# start of SUPPLIED MATERIAL

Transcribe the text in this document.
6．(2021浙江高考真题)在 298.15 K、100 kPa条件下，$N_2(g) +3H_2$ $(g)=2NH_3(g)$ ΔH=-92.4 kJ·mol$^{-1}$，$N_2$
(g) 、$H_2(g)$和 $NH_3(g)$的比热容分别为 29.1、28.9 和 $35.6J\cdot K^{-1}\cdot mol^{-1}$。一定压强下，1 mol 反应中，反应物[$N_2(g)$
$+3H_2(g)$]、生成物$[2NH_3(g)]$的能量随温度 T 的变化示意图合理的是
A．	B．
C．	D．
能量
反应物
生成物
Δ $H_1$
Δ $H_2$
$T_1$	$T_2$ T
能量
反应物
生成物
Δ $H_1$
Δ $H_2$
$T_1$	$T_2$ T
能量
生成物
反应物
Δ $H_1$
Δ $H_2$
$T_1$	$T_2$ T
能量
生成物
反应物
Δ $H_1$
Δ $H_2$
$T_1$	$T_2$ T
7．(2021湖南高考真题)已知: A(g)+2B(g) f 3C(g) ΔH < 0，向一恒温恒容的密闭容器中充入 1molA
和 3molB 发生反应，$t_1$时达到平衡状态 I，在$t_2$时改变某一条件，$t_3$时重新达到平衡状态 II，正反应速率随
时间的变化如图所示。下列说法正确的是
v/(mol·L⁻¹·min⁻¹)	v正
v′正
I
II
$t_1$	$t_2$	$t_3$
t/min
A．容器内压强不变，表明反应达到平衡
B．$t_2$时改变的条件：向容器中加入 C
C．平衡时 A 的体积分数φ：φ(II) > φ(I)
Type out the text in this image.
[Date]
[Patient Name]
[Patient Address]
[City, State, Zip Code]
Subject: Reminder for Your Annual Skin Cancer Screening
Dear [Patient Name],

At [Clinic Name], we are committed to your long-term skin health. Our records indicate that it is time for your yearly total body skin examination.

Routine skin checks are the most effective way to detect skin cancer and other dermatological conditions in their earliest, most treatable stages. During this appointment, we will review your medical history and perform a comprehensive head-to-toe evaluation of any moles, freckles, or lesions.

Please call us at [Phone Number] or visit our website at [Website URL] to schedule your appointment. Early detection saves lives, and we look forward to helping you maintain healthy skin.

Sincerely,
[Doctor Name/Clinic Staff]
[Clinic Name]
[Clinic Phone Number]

# end of SUPPLIED MATERIAL

Recopy the entries above in their entirety, exactly.

Transcribe the text in this document.
6．(2021浙江高考真题)在 298.15 K、100 kPa条件下，$N_2(g) +3H_2$ $(g)=2NH_3(g)$ ΔH=-92.4 kJ·mol$^{-1}$，$N_2$
(g) 、$H_2(g)$和 $NH_3(g)$的比热容分别为 29.1、28.9 和 $35.6J\cdot K^{-1}\cdot mol^{-1}$。一定压强下，1 mol 反应中，反应物[$N_2(g)$
$+3H_2(g)$]、生成物$[2NH_3(g)]$的能量随温度 T 的变化示意图合理的是
A．	B．
C．	D．
能量
反应物
生成物
Δ $H_1$
Δ $H_2$
$T_1$	$T_2$ T
能量
反应物
生成物
Δ $H_1$
Δ $H_2$
$T_1$	$T_2$ T
能量
生成物
反应物
Δ $H_1$
Δ $H_2$
$T_1$	$T_2$ T
能量
生成物
反应物
Δ $H_1$
Δ $H_2$
$T_1$	$T_2$ T
7．(2021湖南高考真题)已知: A(g)+2B(g) f 3C(g) ΔH < 0，向一恒温恒容的密闭容器中充入 1molA
和 3molB 发生反应，$t_1$时达到平衡状态 I，在$t_2$时改变某一条件，$t_3$时重新达到平衡状态 II，正反应速率随
时间的变化如图所示。下列说法正确的是
v/(mol·L⁻¹·min⁻¹)	v正
v′正
I
II
$t_1$	$t_2$	$t_3$
t/min
A．容器内压强不变，表明反应达到平衡
B．$t_2$时改变的条件：向容器中加入 C
C．平衡时 A 的体积分数φ：φ(II) > φ(I)
Type out the text in this image.
[Date]
[Patient Name]
[Patient Address]
[City, State, Zip Code]
Subject: Reminder for Your Annual Skin Cancer Screening
Dear [Patient Name],

At [Clinic Name], we are committed to your long-term skin health. Our records indicate that it is time for your yearly total body skin examination.

Routine skin checks are the most effective way to detect skin cancer and other dermatological conditions in their earliest, most treatable stages. During this appointment, we will review your medical history and perform a comprehensive head-to-toe evaluation of any moles, freckles, or lesions.

Please call us at [Phone Number] or visit our website at [Website URL] to schedule your appointment. Early detection saves lives, and we look forward to helping you maintain healthy skin.

Sincerely,
[Doctor Name/Clinic Staff]
[Clinic Name]
[Clinic Phone Number]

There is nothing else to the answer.